* Begin EXTRACTED DATA *

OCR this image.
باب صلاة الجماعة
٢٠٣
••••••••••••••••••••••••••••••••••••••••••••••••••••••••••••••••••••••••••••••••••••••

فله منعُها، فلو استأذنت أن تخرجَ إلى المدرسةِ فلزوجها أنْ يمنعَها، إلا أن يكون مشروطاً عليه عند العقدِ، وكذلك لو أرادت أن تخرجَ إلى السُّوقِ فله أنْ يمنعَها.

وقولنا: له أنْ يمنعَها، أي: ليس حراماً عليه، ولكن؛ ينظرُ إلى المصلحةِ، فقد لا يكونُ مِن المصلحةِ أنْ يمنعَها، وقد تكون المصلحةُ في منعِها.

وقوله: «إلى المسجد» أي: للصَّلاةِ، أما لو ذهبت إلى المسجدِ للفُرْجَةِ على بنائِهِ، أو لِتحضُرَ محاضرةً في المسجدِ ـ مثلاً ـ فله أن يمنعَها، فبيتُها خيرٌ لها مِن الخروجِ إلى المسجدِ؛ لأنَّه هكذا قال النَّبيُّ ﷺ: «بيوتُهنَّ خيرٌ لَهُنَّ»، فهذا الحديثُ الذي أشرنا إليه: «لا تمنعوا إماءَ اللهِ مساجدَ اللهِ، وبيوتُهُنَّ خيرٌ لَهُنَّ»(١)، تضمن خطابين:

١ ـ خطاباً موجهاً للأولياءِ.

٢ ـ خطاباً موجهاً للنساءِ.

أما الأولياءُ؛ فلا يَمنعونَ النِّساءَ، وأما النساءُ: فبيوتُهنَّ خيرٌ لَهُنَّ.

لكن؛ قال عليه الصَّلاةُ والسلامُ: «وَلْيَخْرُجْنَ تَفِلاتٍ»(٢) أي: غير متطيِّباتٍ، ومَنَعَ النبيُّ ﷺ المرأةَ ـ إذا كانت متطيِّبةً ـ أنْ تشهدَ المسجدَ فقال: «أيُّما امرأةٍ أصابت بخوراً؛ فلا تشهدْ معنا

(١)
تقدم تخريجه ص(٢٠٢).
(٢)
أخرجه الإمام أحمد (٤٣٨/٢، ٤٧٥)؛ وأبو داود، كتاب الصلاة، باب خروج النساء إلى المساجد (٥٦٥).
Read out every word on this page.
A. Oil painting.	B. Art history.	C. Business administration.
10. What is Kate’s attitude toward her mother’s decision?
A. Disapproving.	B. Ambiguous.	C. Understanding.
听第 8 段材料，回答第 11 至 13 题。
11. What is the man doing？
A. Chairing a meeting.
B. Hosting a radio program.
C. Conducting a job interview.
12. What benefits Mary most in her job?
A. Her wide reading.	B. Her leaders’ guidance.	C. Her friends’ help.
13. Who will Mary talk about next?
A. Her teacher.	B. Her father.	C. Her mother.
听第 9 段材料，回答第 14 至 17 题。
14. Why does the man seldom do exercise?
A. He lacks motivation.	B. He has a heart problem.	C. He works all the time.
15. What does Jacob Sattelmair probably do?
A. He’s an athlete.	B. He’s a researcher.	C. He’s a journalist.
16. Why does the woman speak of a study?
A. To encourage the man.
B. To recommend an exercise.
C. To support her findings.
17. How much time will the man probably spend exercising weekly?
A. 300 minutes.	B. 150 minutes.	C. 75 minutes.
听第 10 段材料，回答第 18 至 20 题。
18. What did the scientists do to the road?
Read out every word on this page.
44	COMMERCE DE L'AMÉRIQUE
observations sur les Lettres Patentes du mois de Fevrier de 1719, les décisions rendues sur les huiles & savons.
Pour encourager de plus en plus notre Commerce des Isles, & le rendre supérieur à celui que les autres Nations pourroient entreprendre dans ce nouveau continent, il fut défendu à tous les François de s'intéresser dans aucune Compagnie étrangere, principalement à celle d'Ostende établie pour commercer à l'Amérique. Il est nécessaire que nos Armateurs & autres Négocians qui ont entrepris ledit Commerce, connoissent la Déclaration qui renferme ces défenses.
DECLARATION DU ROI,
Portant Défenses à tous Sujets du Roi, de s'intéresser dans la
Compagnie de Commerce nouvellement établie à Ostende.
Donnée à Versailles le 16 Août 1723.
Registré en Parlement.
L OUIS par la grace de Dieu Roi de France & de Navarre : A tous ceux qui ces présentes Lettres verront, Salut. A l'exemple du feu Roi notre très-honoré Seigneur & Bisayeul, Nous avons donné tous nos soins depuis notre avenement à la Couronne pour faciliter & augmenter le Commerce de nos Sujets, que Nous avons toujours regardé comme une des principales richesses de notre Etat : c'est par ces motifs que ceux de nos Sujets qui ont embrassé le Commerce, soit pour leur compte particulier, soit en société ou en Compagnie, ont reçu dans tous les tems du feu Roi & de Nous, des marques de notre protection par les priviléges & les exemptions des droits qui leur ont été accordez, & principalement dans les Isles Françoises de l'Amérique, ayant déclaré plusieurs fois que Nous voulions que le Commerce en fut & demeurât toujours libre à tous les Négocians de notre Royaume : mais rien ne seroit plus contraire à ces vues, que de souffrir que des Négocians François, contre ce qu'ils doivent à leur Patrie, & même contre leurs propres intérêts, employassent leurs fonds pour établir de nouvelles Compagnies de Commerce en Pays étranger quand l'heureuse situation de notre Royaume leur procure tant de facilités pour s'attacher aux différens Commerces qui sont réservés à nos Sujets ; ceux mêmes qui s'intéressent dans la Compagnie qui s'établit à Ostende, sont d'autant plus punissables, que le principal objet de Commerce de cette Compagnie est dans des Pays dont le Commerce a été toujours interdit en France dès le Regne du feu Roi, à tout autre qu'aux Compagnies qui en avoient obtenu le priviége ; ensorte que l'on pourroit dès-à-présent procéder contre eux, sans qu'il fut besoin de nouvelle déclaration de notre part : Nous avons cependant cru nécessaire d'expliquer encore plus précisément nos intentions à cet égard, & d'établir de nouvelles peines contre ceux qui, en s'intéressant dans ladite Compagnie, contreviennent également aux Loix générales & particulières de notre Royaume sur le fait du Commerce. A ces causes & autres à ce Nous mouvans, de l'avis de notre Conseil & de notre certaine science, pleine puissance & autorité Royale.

* End EXTRACTED DATA *

* [WRITTEN EXERCISE]
Reproduce the data in full, exactly as presented.

* [THE SOLUTION]
OCR this image.
باب صلاة الجماعة
٢٠٣
••••••••••••••••••••••••••••••••••••••••••••••••••••••••••••••••••••••••••••••••••••••

فله منعُها، فلو استأذنت أن تخرجَ إلى المدرسةِ فلزوجها أنْ يمنعَها، إلا أن يكون مشروطاً عليه عند العقدِ، وكذلك لو أرادت أن تخرجَ إلى السُّوقِ فله أنْ يمنعَها.

وقولنا: له أنْ يمنعَها، أي: ليس حراماً عليه، ولكن؛ ينظرُ إلى المصلحةِ، فقد لا يكونُ مِن المصلحةِ أنْ يمنعَها، وقد تكون المصلحةُ في منعِها.

وقوله: «إلى المسجد» أي: للصَّلاةِ، أما لو ذهبت إلى المسجدِ للفُرْجَةِ على بنائِهِ، أو لِتحضُرَ محاضرةً في المسجدِ ـ مثلاً ـ فله أن يمنعَها، فبيتُها خيرٌ لها مِن الخروجِ إلى المسجدِ؛ لأنَّه هكذا قال النَّبيُّ ﷺ: «بيوتُهنَّ خيرٌ لَهُنَّ»، فهذا الحديثُ الذي أشرنا إليه: «لا تمنعوا إماءَ اللهِ مساجدَ اللهِ، وبيوتُهُنَّ خيرٌ لَهُنَّ»(١)، تضمن خطابين:

١ ـ خطاباً موجهاً للأولياءِ.

٢ ـ خطاباً موجهاً للنساءِ.

أما الأولياءُ؛ فلا يَمنعونَ النِّساءَ، وأما النساءُ: فبيوتُهنَّ خيرٌ لَهُنَّ.

لكن؛ قال عليه الصَّلاةُ والسلامُ: «وَلْيَخْرُجْنَ تَفِلاتٍ»(٢) أي: غير متطيِّباتٍ، ومَنَعَ النبيُّ ﷺ المرأةَ ـ إذا كانت متطيِّبةً ـ أنْ تشهدَ المسجدَ فقال: «أيُّما امرأةٍ أصابت بخوراً؛ فلا تشهدْ معنا

(١)
تقدم تخريجه ص(٢٠٢).
(٢)
أخرجه الإمام أحمد (٤٣٨/٢، ٤٧٥)؛ وأبو داود، كتاب الصلاة، باب خروج النساء إلى المساجد (٥٦٥).
Read out every word on this page.
A. Oil painting.	B. Art history.	C. Business administration.
10. What is Kate’s attitude toward her mother’s decision?
A. Disapproving.	B. Ambiguous.	C. Understanding.
听第 8 段材料，回答第 11 至 13 题。
11. What is the man doing？
A. Chairing a meeting.
B. Hosting a radio program.
C. Conducting a job interview.
12. What benefits Mary most in her job?
A. Her wide reading.	B. Her leaders’ guidance.	C. Her friends’ help.
13. Who will Mary talk about next?
A. Her teacher.	B. Her father.	C. Her mother.
听第 9 段材料，回答第 14 至 17 题。
14. Why does the man seldom do exercise?
A. He lacks motivation.	B. He has a heart problem.	C. He works all the time.
15. What does Jacob Sattelmair probably do?
A. He’s an athlete.	B. He’s a researcher.	C. He’s a journalist.
16. Why does the woman speak of a study?
A. To encourage the man.
B. To recommend an exercise.
C. To support her findings.
17. How much time will the man probably spend exercising weekly?
A. 300 minutes.	B. 150 minutes.	C. 75 minutes.
听第 10 段材料，回答第 18 至 20 题。
18. What did the scientists do to the road?
Read out every word on this page.
44	COMMERCE DE L'AMÉRIQUE
observations sur les Lettres Patentes du mois de Fevrier de 1719, les décisions rendues sur les huiles & savons.
Pour encourager de plus en plus notre Commerce des Isles, & le rendre supérieur à celui que les autres Nations pourroient entreprendre dans ce nouveau continent, il fut défendu à tous les François de s'intéresser dans aucune Compagnie étrangere, principalement à celle d'Ostende établie pour commercer à l'Amérique. Il est nécessaire que nos Armateurs & autres Négocians qui ont entrepris ledit Commerce, connoissent la Déclaration qui renferme ces défenses.
DECLARATION DU ROI,
Portant Défenses à tous Sujets du Roi, de s'intéresser dans la
Compagnie de Commerce nouvellement établie à Ostende.
Donnée à Versailles le 16 Août 1723.
Registré en Parlement.
L OUIS par la grace de Dieu Roi de France & de Navarre : A tous ceux qui ces présentes Lettres verront, Salut. A l'exemple du feu Roi notre très-honoré Seigneur & Bisayeul, Nous avons donné tous nos soins depuis notre avenement à la Couronne pour faciliter & augmenter le Commerce de nos Sujets, que Nous avons toujours regardé comme une des principales richesses de notre Etat : c'est par ces motifs que ceux de nos Sujets qui ont embrassé le Commerce, soit pour leur compte particulier, soit en société ou en Compagnie, ont reçu dans tous les tems du feu Roi & de Nous, des marques de notre protection par les priviléges & les exemptions des droits qui leur ont été accordez, & principalement dans les Isles Françoises de l'Amérique, ayant déclaré plusieurs fois que Nous voulions que le Commerce en fut & demeurât toujours libre à tous les Négocians de notre Royaume : mais rien ne seroit plus contraire à ces vues, que de souffrir que des Négocians François, contre ce qu'ils doivent à leur Patrie, & même contre leurs propres intérêts, employassent leurs fonds pour établir de nouvelles Compagnies de Commerce en Pays étranger quand l'heureuse situation de notre Royaume leur procure tant de facilités pour s'attacher aux différens Commerces qui sont réservés à nos Sujets ; ceux mêmes qui s'intéressent dans la Compagnie qui s'établit à Ostende, sont d'autant plus punissables, que le principal objet de Commerce de cette Compagnie est dans des Pays dont le Commerce a été toujours interdit en France dès le Regne du feu Roi, à tout autre qu'aux Compagnies qui en avoient obtenu le priviége ; ensorte que l'on pourroit dès-à-présent procéder contre eux, sans qu'il fut besoin de nouvelle déclaration de notre part : Nous avons cependant cru nécessaire d'expliquer encore plus précisément nos intentions à cet égard, & d'établir de nouvelles peines contre ceux qui, en s'intéressant dans ladite Compagnie, contreviennent également aux Loix générales & particulières de notre Royaume sur le fait du Commerce. A ces causes & autres à ce Nous mouvans, de l'avis de notre Conseil & de notre certaine science, pleine puissance & autorité Royale.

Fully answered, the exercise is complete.